What the task requires =
Repeat each record exactly as written, and drop any images.

Collected data entries =
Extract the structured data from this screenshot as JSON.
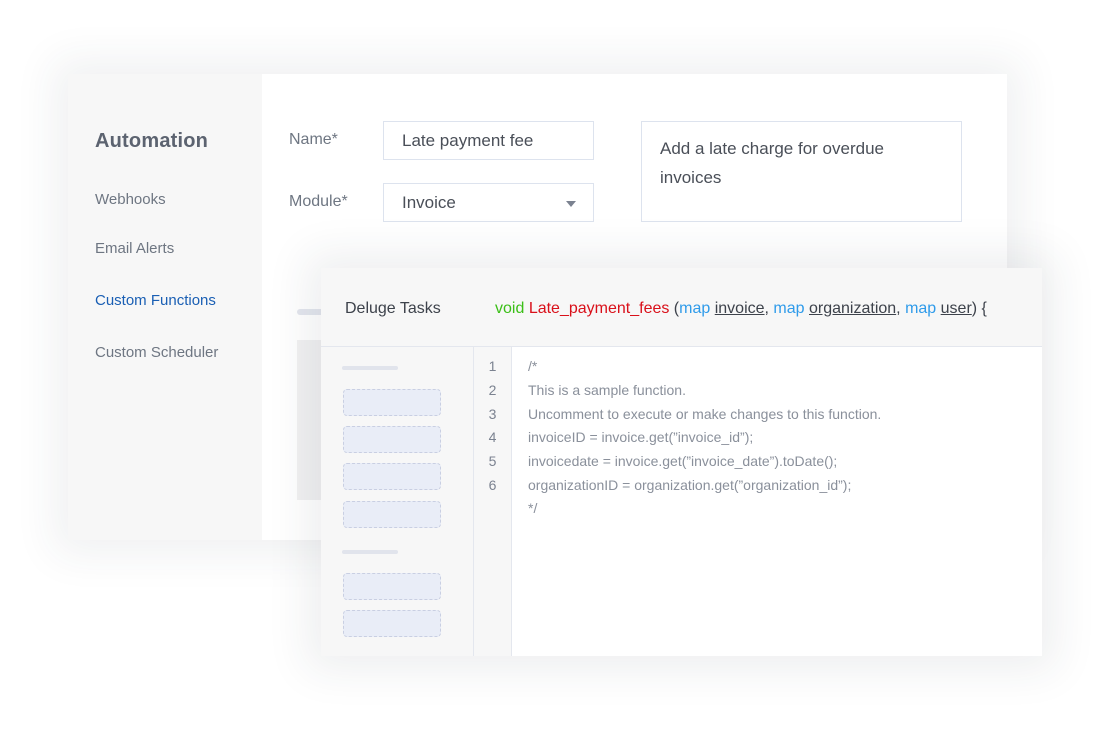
{
  "sidebar": {
    "title": "Automation",
    "items": [
      {
        "label": "Webhooks",
        "active": false
      },
      {
        "label": "Email Alerts",
        "active": false
      },
      {
        "label": "Custom Functions",
        "active": true
      },
      {
        "label": "Custom Scheduler",
        "active": false
      }
    ]
  },
  "form": {
    "name_label": "Name*",
    "name_value": "Late payment fee",
    "module_label": "Module*",
    "module_value": "Invoice",
    "description_value": "Add a late charge for overdue invoices"
  },
  "editor": {
    "header_title": "Deluge Tasks",
    "signature": {
      "return_type": "void",
      "function_name": "Late_payment_fees",
      "open_paren": " (",
      "params": [
        {
          "type": "map",
          "name": "invoice"
        },
        {
          "type": "map",
          "name": "organization"
        },
        {
          "type": "map",
          "name": "user"
        }
      ],
      "separator": ", ",
      "close": ") {"
    },
    "line_numbers": [
      "1",
      "2",
      "3",
      "4",
      "5",
      "6"
    ],
    "code_lines": [
      "/*",
      "This is a sample function.",
      "Uncomment to execute or make changes to this function.",
      "invoiceID = invoice.get(”invoice_id”);",
      "invoicedate = invoice.get(”invoice_date”).toDate();",
      "organizationID = organization.get(”organization_id”);",
      "*/"
    ]
  },
  "colors": {
    "active_nav": "#1a5fb4",
    "keyword_void": "#3bbf17",
    "function_name": "#d9101a",
    "keyword_map": "#2f9bea"
  }
}
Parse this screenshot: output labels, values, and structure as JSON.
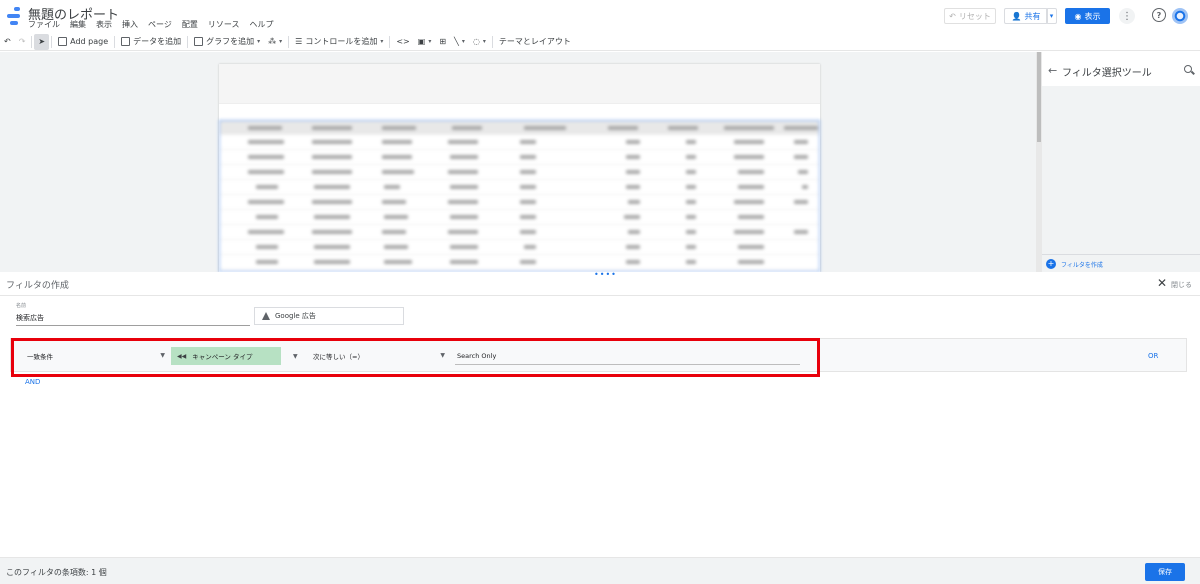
{
  "header": {
    "title": "無題のレポート",
    "menu": [
      "ファイル",
      "編集",
      "表示",
      "挿入",
      "ページ",
      "配置",
      "リソース",
      "ヘルプ"
    ],
    "reset_label": "リセット",
    "share_label": "共有",
    "view_label": "表示"
  },
  "toolbar": {
    "add_page": "Add page",
    "add_data": "データを追加",
    "add_chart": "グラフを追加",
    "add_control": "コントロールを追加",
    "theme_layout": "テーマとレイアウト"
  },
  "right_panel": {
    "title": "フィルタ選択ツール",
    "create_filter": "フィルタを作成"
  },
  "filter_editor": {
    "title": "フィルタの作成",
    "close_label": "閉じる",
    "name_label": "名前",
    "name_value": "検索広告",
    "data_source": "Google 広告",
    "condition": {
      "include_mode": "一致条件",
      "dimension_icon": "ads-dimension-icon",
      "dimension": "キャンペーン タイプ",
      "operator": "次に等しい（=）",
      "value": "Search Only"
    },
    "or_label": "OR",
    "and_label": "AND",
    "clause_count": "このフィルタの条項数: 1 個",
    "save_label": "保存"
  },
  "colors": {
    "accent": "#1a73e8",
    "dimension_chip": "#b7e1c3",
    "highlight": "#e8000b"
  }
}
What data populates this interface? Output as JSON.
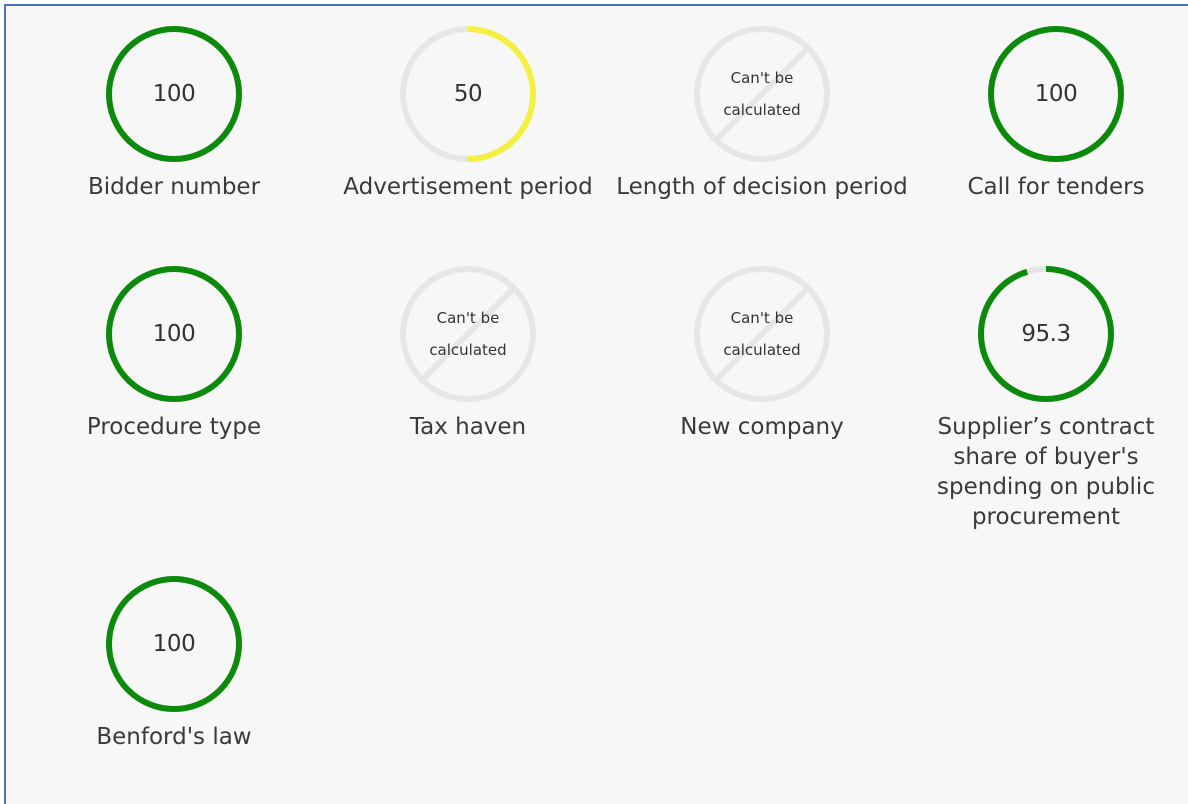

The solution =
Extract the structured data from this screenshot as JSON.
{
  "sidebar": {
    "title": "Automation",
    "items": [
      {
        "label": "Webhooks",
        "active": false
      },
      {
        "label": "Email Alerts",
        "active": false
      },
      {
        "label": "Custom Functions",
        "active": true
      },
      {
        "label": "Custom Scheduler",
        "active": false
      }
    ]
  },
  "form": {
    "name_label": "Name*",
    "name_value": "Late payment fee",
    "module_label": "Module*",
    "module_value": "Invoice",
    "description_value": "Add a late charge for overdue invoices"
  },
  "editor": {
    "header_title": "Deluge Tasks",
    "signature": {
      "return_type": "void",
      "function_name": "Late_payment_fees",
      "open_paren": " (",
      "params": [
        {
          "type": "map",
          "name": "invoice"
        },
        {
          "type": "map",
          "name": "organization"
        },
        {
          "type": "map",
          "name": "user"
        }
      ],
      "separator": ", ",
      "close": ") {"
    },
    "line_numbers": [
      "1",
      "2",
      "3",
      "4",
      "5",
      "6"
    ],
    "code_lines": [
      "/*",
      "This is a sample function.",
      "Uncomment to execute or make changes to this function.",
      "invoiceID = invoice.get(”invoice_id”);",
      "invoicedate = invoice.get(”invoice_date”).toDate();",
      "organizationID = organization.get(”organization_id”);",
      "*/"
    ]
  },
  "colors": {
    "active_nav": "#1a5fb4",
    "keyword_void": "#3bbf17",
    "function_name": "#d9101a",
    "keyword_map": "#2f9bea"
  }
}
Parse this screenshot: output labels, values, and structure as JSON.
{
  "header": {
    "title": "無題のレポート",
    "menu": [
      "ファイル",
      "編集",
      "表示",
      "挿入",
      "ページ",
      "配置",
      "リソース",
      "ヘルプ"
    ],
    "reset_label": "リセット",
    "share_label": "共有",
    "view_label": "表示"
  },
  "toolbar": {
    "add_page": "Add page",
    "add_data": "データを追加",
    "add_chart": "グラフを追加",
    "add_control": "コントロールを追加",
    "theme_layout": "テーマとレイアウト"
  },
  "right_panel": {
    "title": "フィルタ選択ツール",
    "create_filter": "フィルタを作成"
  },
  "filter_editor": {
    "title": "フィルタの作成",
    "close_label": "閉じる",
    "name_label": "名前",
    "name_value": "検索広告",
    "data_source": "Google 広告",
    "condition": {
      "include_mode": "一致条件",
      "dimension_icon": "ads-dimension-icon",
      "dimension": "キャンペーン タイプ",
      "operator": "次に等しい（=）",
      "value": "Search Only"
    },
    "or_label": "OR",
    "and_label": "AND",
    "clause_count": "このフィルタの条項数: 1 個",
    "save_label": "保存"
  },
  "colors": {
    "accent": "#1a73e8",
    "dimension_chip": "#b7e1c3",
    "highlight": "#e8000b"
  }
}
What data populates this interface? Output as JSON.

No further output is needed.